__Exercise material__.
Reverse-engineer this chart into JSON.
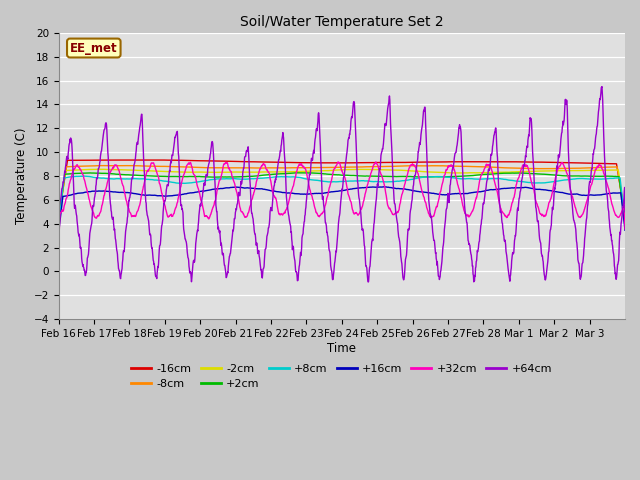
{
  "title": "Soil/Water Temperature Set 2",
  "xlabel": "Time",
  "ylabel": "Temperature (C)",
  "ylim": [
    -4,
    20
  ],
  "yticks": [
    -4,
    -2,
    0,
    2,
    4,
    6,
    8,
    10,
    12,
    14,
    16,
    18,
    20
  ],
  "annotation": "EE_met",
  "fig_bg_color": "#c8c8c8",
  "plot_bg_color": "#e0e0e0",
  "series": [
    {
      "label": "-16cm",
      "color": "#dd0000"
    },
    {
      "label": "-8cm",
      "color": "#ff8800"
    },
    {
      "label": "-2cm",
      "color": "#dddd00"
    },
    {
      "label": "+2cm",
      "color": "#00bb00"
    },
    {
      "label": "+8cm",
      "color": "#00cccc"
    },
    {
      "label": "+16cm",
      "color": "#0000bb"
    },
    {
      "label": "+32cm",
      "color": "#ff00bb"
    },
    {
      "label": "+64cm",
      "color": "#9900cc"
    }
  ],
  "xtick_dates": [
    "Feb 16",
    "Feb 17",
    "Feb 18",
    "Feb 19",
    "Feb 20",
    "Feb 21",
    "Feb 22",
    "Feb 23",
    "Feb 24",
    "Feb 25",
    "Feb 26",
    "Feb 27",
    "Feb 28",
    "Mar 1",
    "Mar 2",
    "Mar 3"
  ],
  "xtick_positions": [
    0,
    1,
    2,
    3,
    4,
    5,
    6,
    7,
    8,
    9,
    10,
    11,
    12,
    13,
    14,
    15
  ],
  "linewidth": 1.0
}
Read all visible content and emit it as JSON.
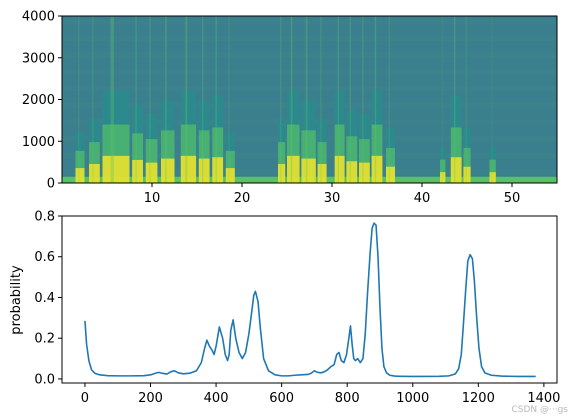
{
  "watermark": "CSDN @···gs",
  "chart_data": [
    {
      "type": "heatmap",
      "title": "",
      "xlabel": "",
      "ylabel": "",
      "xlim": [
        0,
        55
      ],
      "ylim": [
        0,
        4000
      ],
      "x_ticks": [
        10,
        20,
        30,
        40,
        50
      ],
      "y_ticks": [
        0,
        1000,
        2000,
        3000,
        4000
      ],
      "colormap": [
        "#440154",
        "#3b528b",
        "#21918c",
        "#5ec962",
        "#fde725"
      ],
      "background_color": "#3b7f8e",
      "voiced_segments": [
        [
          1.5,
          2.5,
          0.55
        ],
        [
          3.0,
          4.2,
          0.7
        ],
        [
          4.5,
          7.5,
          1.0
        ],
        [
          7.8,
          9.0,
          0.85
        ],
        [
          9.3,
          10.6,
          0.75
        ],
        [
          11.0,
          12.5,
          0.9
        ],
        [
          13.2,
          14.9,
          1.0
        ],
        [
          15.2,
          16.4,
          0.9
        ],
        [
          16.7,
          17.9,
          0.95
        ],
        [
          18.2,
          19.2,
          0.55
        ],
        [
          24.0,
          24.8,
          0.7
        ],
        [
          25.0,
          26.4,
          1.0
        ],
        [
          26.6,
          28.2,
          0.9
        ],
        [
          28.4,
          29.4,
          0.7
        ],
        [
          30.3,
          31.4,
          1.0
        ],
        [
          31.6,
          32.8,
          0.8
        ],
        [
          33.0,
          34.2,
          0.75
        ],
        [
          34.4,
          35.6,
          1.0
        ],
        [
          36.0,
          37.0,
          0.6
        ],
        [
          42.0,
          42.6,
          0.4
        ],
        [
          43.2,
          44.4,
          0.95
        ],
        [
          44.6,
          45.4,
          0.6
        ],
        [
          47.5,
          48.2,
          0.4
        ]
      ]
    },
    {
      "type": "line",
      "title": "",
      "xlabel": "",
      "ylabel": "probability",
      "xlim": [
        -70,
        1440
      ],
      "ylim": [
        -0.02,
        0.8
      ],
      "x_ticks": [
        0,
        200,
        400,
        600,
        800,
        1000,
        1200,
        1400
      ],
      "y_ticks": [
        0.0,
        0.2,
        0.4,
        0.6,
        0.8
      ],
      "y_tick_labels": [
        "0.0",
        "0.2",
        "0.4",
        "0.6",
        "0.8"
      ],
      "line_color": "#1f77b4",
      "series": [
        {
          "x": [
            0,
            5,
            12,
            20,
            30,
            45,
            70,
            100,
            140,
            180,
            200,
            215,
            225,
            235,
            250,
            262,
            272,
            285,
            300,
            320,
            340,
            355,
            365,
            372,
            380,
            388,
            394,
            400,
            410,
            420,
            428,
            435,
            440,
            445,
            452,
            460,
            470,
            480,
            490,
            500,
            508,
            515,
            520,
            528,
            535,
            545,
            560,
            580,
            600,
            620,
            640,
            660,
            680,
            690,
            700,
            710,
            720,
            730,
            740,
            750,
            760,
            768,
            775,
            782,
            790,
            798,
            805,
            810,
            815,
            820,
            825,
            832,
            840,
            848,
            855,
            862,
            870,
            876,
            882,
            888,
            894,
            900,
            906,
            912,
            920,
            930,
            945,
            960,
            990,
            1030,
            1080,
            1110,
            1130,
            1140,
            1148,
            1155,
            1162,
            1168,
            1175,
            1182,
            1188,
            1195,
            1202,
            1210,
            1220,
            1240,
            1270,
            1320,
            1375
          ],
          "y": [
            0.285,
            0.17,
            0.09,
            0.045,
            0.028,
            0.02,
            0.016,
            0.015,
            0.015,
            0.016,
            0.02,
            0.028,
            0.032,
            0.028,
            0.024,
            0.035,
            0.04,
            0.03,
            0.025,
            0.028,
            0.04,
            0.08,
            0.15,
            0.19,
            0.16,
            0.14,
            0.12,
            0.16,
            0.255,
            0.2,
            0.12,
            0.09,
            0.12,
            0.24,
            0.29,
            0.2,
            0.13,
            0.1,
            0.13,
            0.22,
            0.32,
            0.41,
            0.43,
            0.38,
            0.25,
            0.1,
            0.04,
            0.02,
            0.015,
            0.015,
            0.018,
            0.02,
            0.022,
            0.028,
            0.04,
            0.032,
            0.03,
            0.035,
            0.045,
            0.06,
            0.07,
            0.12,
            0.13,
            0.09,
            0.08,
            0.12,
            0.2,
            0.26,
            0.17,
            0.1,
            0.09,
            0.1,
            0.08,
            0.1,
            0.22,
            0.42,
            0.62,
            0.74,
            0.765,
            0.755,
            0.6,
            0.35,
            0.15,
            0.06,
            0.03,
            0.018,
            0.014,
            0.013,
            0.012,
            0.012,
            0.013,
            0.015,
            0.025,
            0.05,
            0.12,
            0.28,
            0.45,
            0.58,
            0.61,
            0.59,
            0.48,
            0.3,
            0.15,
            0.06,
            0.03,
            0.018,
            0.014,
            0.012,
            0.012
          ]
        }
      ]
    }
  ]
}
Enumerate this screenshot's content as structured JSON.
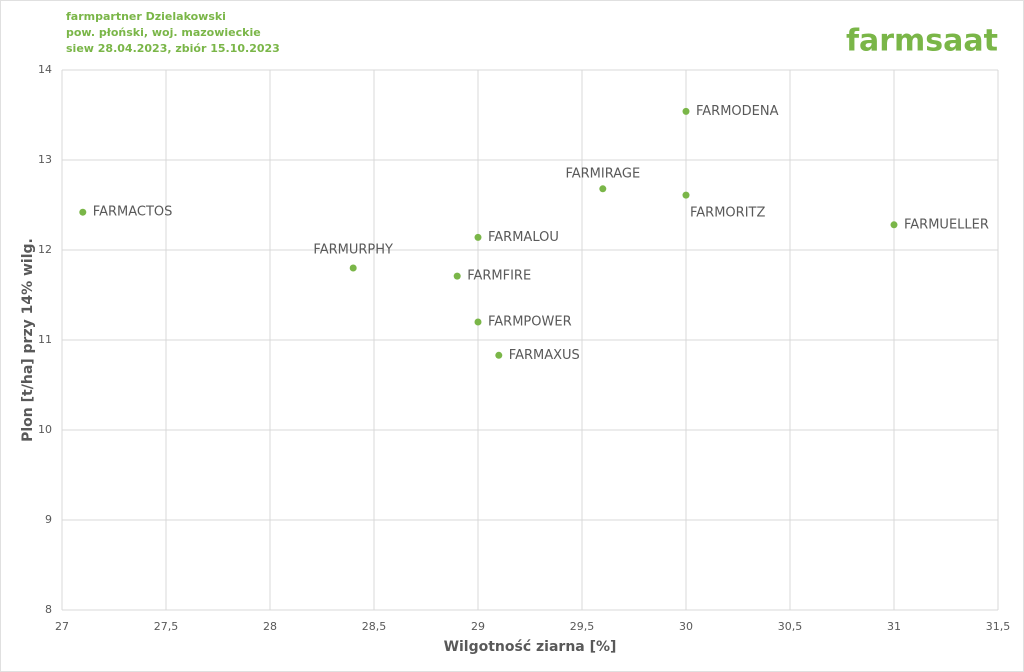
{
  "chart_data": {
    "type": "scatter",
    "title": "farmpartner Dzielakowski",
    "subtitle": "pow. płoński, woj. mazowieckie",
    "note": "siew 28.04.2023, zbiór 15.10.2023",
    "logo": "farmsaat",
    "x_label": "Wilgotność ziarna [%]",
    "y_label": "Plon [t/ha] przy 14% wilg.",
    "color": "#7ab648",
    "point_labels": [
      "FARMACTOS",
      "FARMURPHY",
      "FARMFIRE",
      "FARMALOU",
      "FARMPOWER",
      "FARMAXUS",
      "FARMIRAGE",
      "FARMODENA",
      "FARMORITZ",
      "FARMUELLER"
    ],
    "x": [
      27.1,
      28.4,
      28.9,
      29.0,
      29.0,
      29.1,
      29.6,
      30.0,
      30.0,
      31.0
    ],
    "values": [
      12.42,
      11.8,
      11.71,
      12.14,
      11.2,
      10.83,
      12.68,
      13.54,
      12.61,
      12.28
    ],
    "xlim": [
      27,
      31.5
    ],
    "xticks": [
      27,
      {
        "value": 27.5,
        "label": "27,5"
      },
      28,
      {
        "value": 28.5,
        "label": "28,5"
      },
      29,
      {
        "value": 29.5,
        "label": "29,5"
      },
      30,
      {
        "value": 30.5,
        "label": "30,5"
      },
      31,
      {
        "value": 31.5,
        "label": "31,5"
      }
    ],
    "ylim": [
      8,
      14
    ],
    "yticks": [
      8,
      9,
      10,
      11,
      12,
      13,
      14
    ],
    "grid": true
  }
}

__Goal of the exercise__.
Find each line holding "this". Copy it out.

__Exercise output__.
Reverse-engineer this chart into JSON.
Enumerate this screenshot's content as structured JSON.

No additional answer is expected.